> **GIVEN DATA**:
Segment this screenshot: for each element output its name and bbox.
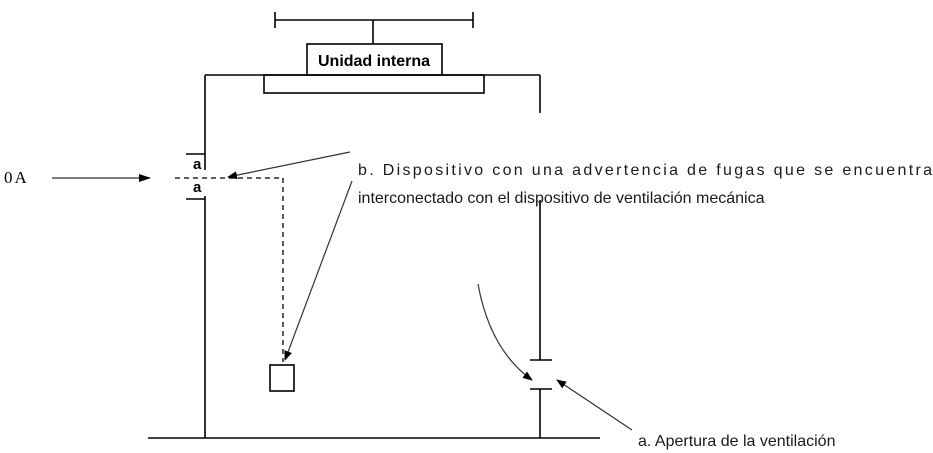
leak-warning-device — [269, 364, 295, 392]
svg-text:a: a — [193, 179, 202, 196]
indoor-unit-label: Unidad interna — [318, 53, 430, 70]
label-0a: 0A — [4, 168, 29, 187]
sensor-dashed-connection — [175, 177, 284, 362]
room-outline — [148, 74, 600, 439]
arrow-b-to-sensor — [227, 151, 351, 180]
svg-text:a: a — [193, 156, 202, 173]
suspension-bar — [274, 12, 474, 44]
arrow-a-to-vent — [556, 379, 633, 431]
label-b-line2: interconectado con el dispositivo de ven… — [358, 190, 765, 207]
airflow-curve-arrow — [477, 283, 533, 381]
label-vent-a: a. Apertura de la ventilación — [638, 433, 835, 450]
indoor-unit: Unidad interna — [263, 43, 485, 94]
label-b-line1: b. Dispositivo con una advertencia de fu… — [358, 162, 932, 179]
wall-opening-sensor: a a — [186, 153, 205, 200]
arrow-b-to-device — [284, 180, 353, 361]
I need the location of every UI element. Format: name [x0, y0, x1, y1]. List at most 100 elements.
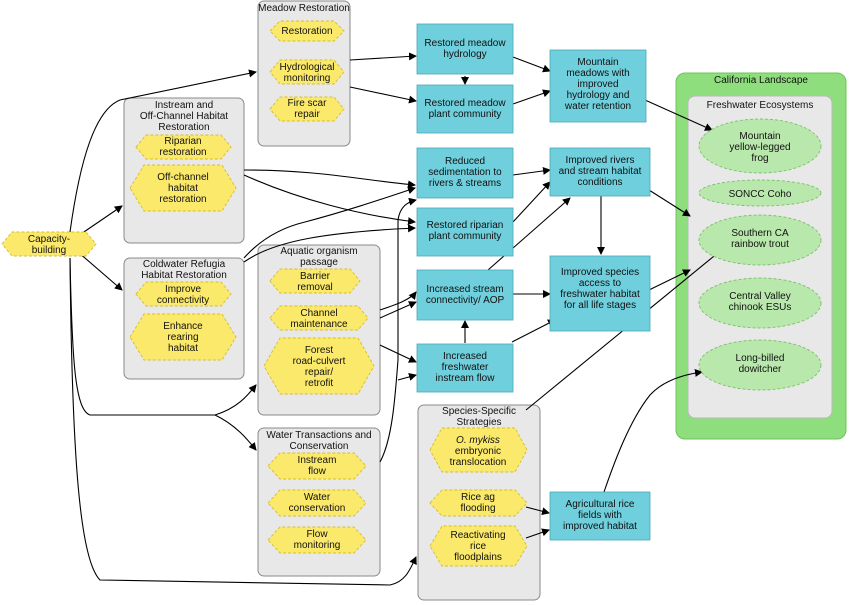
- node-label: freshwater: [442, 362, 489, 373]
- landscape-title: California Landscape: [714, 75, 808, 86]
- node-label: hydrology and: [567, 90, 630, 101]
- node-label: Enhance: [163, 321, 203, 332]
- outcome-improved-species-access: Improved species access to freshwater ha…: [549, 255, 651, 332]
- node-label: Southern CA: [731, 228, 789, 239]
- node-label: Channel: [300, 308, 337, 319]
- group-title-line: Strategies: [456, 417, 501, 428]
- strategy-improve-connectivity: Improve connectivity: [135, 281, 232, 307]
- node-label: hydrology: [443, 49, 486, 60]
- node-label: restoration: [159, 194, 206, 205]
- node-label: Off-channel: [157, 172, 209, 183]
- node-label: Flow: [306, 529, 328, 540]
- node-label: maintenance: [290, 319, 348, 330]
- node-label: yellow-legged: [729, 142, 790, 153]
- node-label: Reactivating: [450, 530, 505, 541]
- node-label: repair/: [305, 367, 334, 378]
- strategy-omykiss-translocation: O. mykiss embryonic translocation: [429, 427, 528, 473]
- node-label: connectivity/ AOP: [426, 295, 505, 306]
- node-label: embryonic: [455, 446, 501, 457]
- node-label: improved habitat: [563, 521, 637, 532]
- node-label: Improved rivers: [566, 155, 635, 166]
- node-label: instream flow: [436, 373, 496, 384]
- species-central-valley-chinook: Central Valley chinook ESUs: [698, 277, 822, 329]
- node-label: Instream: [298, 455, 337, 466]
- species-long-billed-dowitcher: Long-billed dowitcher: [698, 339, 822, 391]
- strategy-channel-maintenance: Channel maintenance: [269, 305, 369, 331]
- node-label: fields with: [578, 510, 622, 521]
- strategy-forest-road-culvert: Forest road-culvert repair/ retrofit: [263, 337, 375, 395]
- outcome-increased-stream-connectivity: Increased stream connectivity/ AOP: [416, 269, 514, 321]
- node-label: plant community: [429, 231, 502, 242]
- node-label: O. mykiss: [456, 435, 500, 446]
- node-label: removal: [297, 282, 333, 293]
- node-label: dowitcher: [739, 364, 782, 375]
- node-label: monitoring: [284, 73, 331, 84]
- strategy-reactivating-rice-floodplains: Reactivating rice floodplains: [429, 525, 528, 567]
- node-label: Forest: [305, 345, 334, 356]
- node-label: sedimentation to: [428, 167, 502, 178]
- node-label: translocation: [450, 457, 507, 468]
- node-label: water retention: [564, 101, 631, 112]
- node-label: rice: [470, 541, 487, 552]
- node-label: Hydrological: [279, 62, 334, 73]
- node-label: flow: [308, 466, 327, 477]
- node-label: monitoring: [294, 540, 341, 551]
- node-label: Increased stream: [426, 284, 503, 295]
- node-label: Restored meadow: [424, 98, 506, 109]
- capacity-building-node: Capacity- building: [1, 231, 97, 257]
- strategy-riparian-restoration: Riparian restoration: [135, 134, 232, 160]
- node-label: repair: [294, 109, 320, 120]
- node-label: Water: [304, 492, 331, 503]
- group-title-line: Habitat Restoration: [141, 270, 227, 281]
- node-label: chinook ESUs: [729, 302, 792, 313]
- strategy-enhance-rearing-habitat: Enhance rearing habitat: [129, 313, 237, 361]
- strategy-flow-monitoring: Flow monitoring: [267, 526, 367, 554]
- node-label: restoration: [159, 147, 206, 158]
- node-label: Increased: [443, 351, 487, 362]
- node-label: Barrier: [300, 271, 331, 282]
- node-label: Rice ag: [461, 492, 495, 503]
- node-label: Central Valley: [729, 291, 791, 302]
- node-label: Restored riparian: [427, 220, 504, 231]
- node-label: improved: [577, 79, 618, 90]
- strategy-rice-ag-flooding: Rice ag flooding: [429, 489, 528, 517]
- group-title-line: Aquatic organism: [280, 246, 357, 257]
- node-label: Fire scar: [288, 98, 328, 109]
- node-label: meadows with: [566, 68, 629, 79]
- node-label: Riparian: [164, 136, 201, 147]
- node-label: road-culvert: [293, 356, 346, 367]
- node-label: Improved species: [561, 267, 639, 278]
- group-title-line: Conservation: [290, 441, 349, 452]
- group-title-line: Water Transactions and: [266, 430, 371, 441]
- node-label: Mountain: [739, 131, 780, 142]
- node-label: Reduced: [445, 156, 485, 167]
- outcome-mountain-meadows: Mountain meadows with improved hydrology…: [549, 49, 647, 123]
- node-label: floodplains: [454, 552, 502, 563]
- outcome-agricultural-rice-fields: Agricultural rice fields with improved h…: [549, 491, 651, 541]
- group-title-line: passage: [300, 257, 338, 268]
- node-label: connectivity: [157, 295, 209, 306]
- node-label: Long-billed: [736, 353, 785, 364]
- group-title-line: Species-Specific: [442, 406, 516, 417]
- group-title: Meadow Restoration: [258, 3, 350, 14]
- group-title-line: Restoration: [158, 122, 209, 133]
- node-label: Restoration: [281, 26, 332, 37]
- node-label: freshwater habitat: [560, 289, 640, 300]
- species-soncc-coho: SONCC Coho: [698, 179, 822, 207]
- strategy-barrier-removal: Barrier removal: [269, 268, 361, 294]
- node-label: habitat: [168, 183, 198, 194]
- node-label: conservation: [289, 503, 346, 514]
- outcome-reduced-sedimentation: Reduced sedimentation to rivers & stream…: [416, 147, 514, 199]
- strategy-hydrological-monitoring: Hydrological monitoring: [269, 59, 345, 85]
- strategy-water-conservation: Water conservation: [267, 489, 367, 517]
- node-label: rearing: [167, 332, 198, 343]
- group-title-line: Coldwater Refugia: [143, 259, 226, 270]
- node-label: retrofit: [305, 378, 334, 389]
- node-label: building: [32, 245, 66, 256]
- outcome-restored-riparian-plant-community: Restored riparian plant community: [416, 207, 514, 257]
- strategy-instream-flow: Instream flow: [267, 452, 367, 480]
- node-label: access to: [579, 278, 622, 289]
- group-title-line: Instream and: [155, 100, 213, 111]
- node-label: habitat: [168, 343, 198, 354]
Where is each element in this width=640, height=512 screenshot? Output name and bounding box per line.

> **REQUEST**: Can you set out every line of all the entries above as a JSON list of strings, one string per line, with blank lines skipped and the pictures left out?

> **SOLVED EXERCISE**:
[
  "Segment this screenshot: for each element output its name and bbox.",
  "leak-warning-device — [269, 364, 295, 392]",
  "svg-text:a: a — [193, 179, 202, 196]",
  "indoor-unit-label: Unidad interna — [318, 53, 430, 70]",
  "label-0a: 0A — [4, 168, 29, 187]",
  "sensor-dashed-connection — [175, 177, 284, 362]",
  "room-outline — [148, 74, 600, 439]",
  "arrow-b-to-sensor — [227, 151, 351, 180]",
  "svg-text:a: a — [193, 156, 202, 173]",
  "suspension-bar — [274, 12, 474, 44]",
  "arrow-a-to-vent — [556, 379, 633, 431]",
  "label-b-line2: interconectado con el dispositivo de ven… — [358, 190, 765, 207]",
  "airflow-curve-arrow — [477, 283, 533, 381]",
  "label-vent-a: a. Apertura de la ventilación — [638, 433, 835, 450]",
  "indoor-unit: Unidad interna — [263, 43, 485, 94]",
  "label-b-line1: b. Dispositivo con una advertencia de fu… — [358, 162, 932, 179]",
  "wall-opening-sensor: a a — [186, 153, 205, 200]",
  "arrow-b-to-device — [284, 180, 353, 361]",
  "I need the location of every UI element. Format: name [x0, y0, x1, y1]. List at most 100 elements.",
  "- node-label: freshwater: [442, 362, 489, 373]",
  "- landscape-title: California Landscape: [714, 75, 808, 86]",
  "- node-label: hydrology and: [567, 90, 630, 101]",
  "- node-label: Enhance: [163, 321, 203, 332]",
  "- outcome-improved-species-access: Improved species access to freshwater ha…: [549, 255, 651, 332]",
  "- node-label: Southern CA: [731, 228, 789, 239]",
  "- node-label: Channel: [300, 308, 337, 319]",
  "- group-title-line: Strategies: [456, 417, 501, 428]",
  "- strategy-improve-connectivity: Improve connectivity: [135, 281, 232, 307]",
  "- node-label: hydrology: [443, 49, 486, 60]",
  "- node-label: restoration: [159, 194, 206, 205]",
  "- node-label: Off-channel: [157, 172, 209, 183]",
  "- node-label: Flow: [306, 529, 328, 540]",
  "- node-label: maintenance: [290, 319, 348, 330]",
  "- node-label: yellow-legged: [729, 142, 790, 153]",
  "- node-label: Reactivating: [450, 530, 505, 541]",
  "- node-label: repair/: [305, 367, 334, 378]",
  "- strategy-omykiss-translocation: O. mykiss embryonic translocation: [429, 427, 528, 473]",
  "- node-label: connectivity/ AOP: [426, 295, 505, 306]",
  "- node-label: embryonic: [455, 446, 501, 457]",
  "- node-label: improved habitat: [563, 521, 637, 532]",
  "- node-label: Improved rivers: [566, 155, 635, 166]",
  "- node-label: instream flow: [436, 373, 496, 384]",
  "- species-central-valley-chinook: Central Valley chinook ESUs: [698, 277, 822, 329]",
  "- node-label: Instream: [298, 455, 337, 466]",
  "- species-long-billed-dowitcher: Long-billed dowitcher: [698, 339, 822, 391]",
  "- strategy-channel-maintenance: Channel maintenance: [269, 305, 369, 331]",
  "- node-label: fields with: [578, 510, 622, 521]",
  "- strategy-forest-road-culvert: Forest road-culvert repair/ retrofit: [263, 337, 375, 395]",
  "- outcome-increased-stream-connectivity: Increased stream connectivity/ AOP: [416, 269, 514, 321]",
  "- node-label: plant community: [429, 231, 502, 242]",
  "- node-label: O. mykiss: [456, 435, 500, 446]",
  "- node-label: removal: [297, 282, 333, 293]",
  "- node-label: dowitcher: [739, 364, 782, 375]",
  "- node-label: monitoring: [284, 73, 331, 84]",
  "- strategy-reactivating-rice-floodplains: Reactivating rice floodplains: [429, 525, 528, 567]",
  "- node-label: Forest: [305, 345, 334, 356]",
  "- node-label: sedimentation to: [428, 167, 502, 178]",
  "- node-label: translocation: [450, 457, 507, 468]",
  "- node-label: water retention: [564, 101, 631, 112]",
  "- node-label: rice: [470, 541, 487, 552]",
  "- node-label: Hydrological: [279, 62, 334, 73]",
  "- node-label: flow: [308, 466, 327, 477]",
  "- node-label: monitoring: [294, 540, 341, 551]",
  "- node-label: Increased stream: [426, 284, 503, 295]",
  "- node-label: Restored meadow: [424, 98, 506, 109]",
  "- capacity-building-node: Capacity- building: [1, 231, 97, 257]",
  "- strategy-riparian-restoration: Riparian restoration: [135, 134, 232, 160]",
  "- node-label: repair: [294, 109, 320, 120]",
  "- node-label: Water: [304, 492, 331, 503]",
  "- group-title-line: Habitat Restoration: [141, 270, 227, 281]",
  "- node-label: chinook ESUs: [729, 302, 792, 313]",
  "- strategy-enhance-rearing-habitat: Enhance rearing habitat: [129, 313, 237, 361]",
  "- strategy-flow-monitoring: Flow monitoring: [267, 526, 367, 554]",
  "- node-label: restoration: [159, 147, 206, 158]",
  "- node-label: Increased: [443, 351, 487, 362]",
  "- node-label: Barrier: [300, 271, 331, 282]",
  "- node-label: Rice ag: [461, 492, 495, 503]",
  "- node-label: Central Valley: [729, 291, 791, 302]",
  "- node-label: Restored riparian: [427, 220, 504, 231]",
  "- node-label: improved: [577, 79, 618, 90]",
  "- strategy-rice-ag-flooding: Rice ag flooding: [429, 489, 528, 517]",
  "- group-title-line: Aquatic organism: [280, 246, 357, 257]",
  "- node-label: Fire scar: [288, 98, 328, 109]",
  "- node-label: meadows with: [566, 68, 629, 79]",
  "- node-label: Riparian: [164, 136, 201, 147]",
  "- node-label: road-culvert: [293, 356, 346, 367]",
  "- node-label: Improved species: [561, 267, 639, 278]",
  "- group-title-line: Conservation: [290, 441, 349, 452]",
  "- group-title-line: Water Transactions and: [266, 430, 371, 441]",
  "- node-label: Mountain: [739, 131, 780, 142]",
  "- node-label: Reduced: [445, 156, 485, 167]",
  "- outcome-mountain-meadows: Mountain meadows with improved hydrology…: [549, 49, 647, 123]",
  "- node-label: floodplains: [454, 552, 502, 563]",
  "- outcome-agricultural-rice-fields: Agricultural rice fields with improved h…: [549, 491, 651, 541]",
  "- group-title-line: passage: [300, 257, 338, 268]",
  "- node-label: connectivity: [157, 295, 209, 306]",
  "- node-label: Long-billed: [736, 353, 785, 364]",
  "- group-title-line: Species-Specific: [442, 406, 516, 417]",
  "- group-title: Meadow Restoration: [258, 3, 350, 14]",
  "- group-title-line: Restoration: [158, 122, 209, 133]",
  "- node-label: Restoration: [281, 26, 332, 37]",
  "- node-label: freshwater habitat: [560, 289, 640, 300]",
  "- species-soncc-coho: SONCC Coho: [698, 179, 822, 207]",
  "- strategy-barrier-removal: Barrier removal: [269, 268, 361, 294]",
  "- node-label: habitat: [168, 183, 198, 194]",
  "- node-label: conservation: [289, 503, 346, 514]",
  "- outcome-reduced-sedimentation: Reduced sedimentation to rivers & stream…: [416, 147, 514, 199]",
  "- strategy-hydrological-monitoring: Hydrological monitoring: [269, 59, 345, 85]",
  "- strategy-water-conservation: Water conservation: [267, 489, 367, 517]",
  "- node-label: rearing: [167, 332, 198, 343]",
  "- group-title-line: Coldwater Refugia: [143, 259, 226, 270]",
  "- node-label: retrofit: [305, 378, 334, 389]",
  "- node-label: building: [32, 245, 66, 256]",
  "- outcome-restored-riparian-plant-community: Restored riparian plant community: [416, 207, 514, 257]",
  "- strategy-instream-flow: Instream flow: [267, 452, 367, 480]",
  "- node-label: access to: [579, 278, 622, 289]",
  "- group-title-line: Instream and: [155, 100, 213, 111]",
  "- node-label: habitat: [168, 343, 198, 354]",
  "Where is each element in this width=640, height=512 screenshot? Output name and bounding box per line."
]